▸ **TASK BRIEF**:
Print every line of the listing exactly, please.

▸ **DATA ROWS**:
** start **

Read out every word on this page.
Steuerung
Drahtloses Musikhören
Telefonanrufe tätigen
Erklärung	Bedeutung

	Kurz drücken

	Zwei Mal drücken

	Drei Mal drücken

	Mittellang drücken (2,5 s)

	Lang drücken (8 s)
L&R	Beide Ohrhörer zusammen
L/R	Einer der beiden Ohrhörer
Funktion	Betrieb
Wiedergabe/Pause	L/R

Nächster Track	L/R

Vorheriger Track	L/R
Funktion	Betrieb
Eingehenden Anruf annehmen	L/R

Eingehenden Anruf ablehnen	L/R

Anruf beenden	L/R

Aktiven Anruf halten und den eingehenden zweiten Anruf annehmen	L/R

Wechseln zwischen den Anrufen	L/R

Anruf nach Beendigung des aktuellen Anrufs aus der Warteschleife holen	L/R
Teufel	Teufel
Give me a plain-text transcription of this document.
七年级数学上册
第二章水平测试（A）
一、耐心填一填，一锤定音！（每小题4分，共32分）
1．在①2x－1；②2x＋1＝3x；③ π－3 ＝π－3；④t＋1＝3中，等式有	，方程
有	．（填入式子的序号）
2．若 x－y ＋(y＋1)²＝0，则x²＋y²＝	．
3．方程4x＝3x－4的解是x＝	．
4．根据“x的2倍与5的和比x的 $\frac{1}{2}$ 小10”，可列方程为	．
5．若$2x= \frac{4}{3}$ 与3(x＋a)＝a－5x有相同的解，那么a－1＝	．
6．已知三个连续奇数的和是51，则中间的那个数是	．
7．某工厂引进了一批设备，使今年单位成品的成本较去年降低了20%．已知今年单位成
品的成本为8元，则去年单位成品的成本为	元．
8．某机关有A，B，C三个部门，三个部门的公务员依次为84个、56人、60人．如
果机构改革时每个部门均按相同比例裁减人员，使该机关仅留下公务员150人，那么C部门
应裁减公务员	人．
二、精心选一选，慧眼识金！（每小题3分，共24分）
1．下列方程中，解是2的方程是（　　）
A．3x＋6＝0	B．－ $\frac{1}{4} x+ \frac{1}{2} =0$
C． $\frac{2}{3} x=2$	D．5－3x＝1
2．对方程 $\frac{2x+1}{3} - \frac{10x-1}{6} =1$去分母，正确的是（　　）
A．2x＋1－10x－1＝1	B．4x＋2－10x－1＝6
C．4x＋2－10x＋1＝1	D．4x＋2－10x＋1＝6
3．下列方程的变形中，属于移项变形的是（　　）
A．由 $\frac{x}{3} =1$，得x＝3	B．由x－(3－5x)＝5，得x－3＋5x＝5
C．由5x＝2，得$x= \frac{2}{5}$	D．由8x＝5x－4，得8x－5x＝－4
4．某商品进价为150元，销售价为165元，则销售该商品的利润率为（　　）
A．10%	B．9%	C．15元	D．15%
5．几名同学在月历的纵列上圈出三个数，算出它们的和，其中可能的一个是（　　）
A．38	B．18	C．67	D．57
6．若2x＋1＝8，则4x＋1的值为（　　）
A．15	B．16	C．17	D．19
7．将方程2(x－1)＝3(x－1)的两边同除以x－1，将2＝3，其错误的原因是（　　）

** end **

▸ **EXERCISE RESPONSE**:
Read out every word on this page.
Steuerung
Drahtloses Musikhören
Telefonanrufe tätigen
Erklärung	Bedeutung

	Kurz drücken

	Zwei Mal drücken

	Drei Mal drücken

	Mittellang drücken (2,5 s)

	Lang drücken (8 s)
L&R	Beide Ohrhörer zusammen
L/R	Einer der beiden Ohrhörer
Funktion	Betrieb
Wiedergabe/Pause	L/R

Nächster Track	L/R

Vorheriger Track	L/R
Funktion	Betrieb
Eingehenden Anruf annehmen	L/R

Eingehenden Anruf ablehnen	L/R

Anruf beenden	L/R

Aktiven Anruf halten und den eingehenden zweiten Anruf annehmen	L/R

Wechseln zwischen den Anrufen	L/R

Anruf nach Beendigung des aktuellen Anrufs aus der Warteschleife holen	L/R
Teufel	Teufel
Give me a plain-text transcription of this document.
七年级数学上册
第二章水平测试（A）
一、耐心填一填，一锤定音！（每小题4分，共32分）
1．在①2x－1；②2x＋1＝3x；③ π－3 ＝π－3；④t＋1＝3中，等式有	，方程
有	．（填入式子的序号）
2．若 x－y ＋(y＋1)²＝0，则x²＋y²＝	．
3．方程4x＝3x－4的解是x＝	．
4．根据“x的2倍与5的和比x的 $\frac{1}{2}$ 小10”，可列方程为	．
5．若$2x= \frac{4}{3}$ 与3(x＋a)＝a－5x有相同的解，那么a－1＝	．
6．已知三个连续奇数的和是51，则中间的那个数是	．
7．某工厂引进了一批设备，使今年单位成品的成本较去年降低了20%．已知今年单位成
品的成本为8元，则去年单位成品的成本为	元．
8．某机关有A，B，C三个部门，三个部门的公务员依次为84个、56人、60人．如
果机构改革时每个部门均按相同比例裁减人员，使该机关仅留下公务员150人，那么C部门
应裁减公务员	人．
二、精心选一选，慧眼识金！（每小题3分，共24分）
1．下列方程中，解是2的方程是（　　）
A．3x＋6＝0	B．－ $\frac{1}{4} x+ \frac{1}{2} =0$
C． $\frac{2}{3} x=2$	D．5－3x＝1
2．对方程 $\frac{2x+1}{3} - \frac{10x-1}{6} =1$去分母，正确的是（　　）
A．2x＋1－10x－1＝1	B．4x＋2－10x－1＝6
C．4x＋2－10x＋1＝1	D．4x＋2－10x＋1＝6
3．下列方程的变形中，属于移项变形的是（　　）
A．由 $\frac{x}{3} =1$，得x＝3	B．由x－(3－5x)＝5，得x－3＋5x＝5
C．由5x＝2，得$x= \frac{2}{5}$	D．由8x＝5x－4，得8x－5x＝－4
4．某商品进价为150元，销售价为165元，则销售该商品的利润率为（　　）
A．10%	B．9%	C．15元	D．15%
5．几名同学在月历的纵列上圈出三个数，算出它们的和，其中可能的一个是（　　）
A．38	B．18	C．67	D．57
6．若2x＋1＝8，则4x＋1的值为（　　）
A．15	B．16	C．17	D．19
7．将方程2(x－1)＝3(x－1)的两边同除以x－1，将2＝3，其错误的原因是（　　）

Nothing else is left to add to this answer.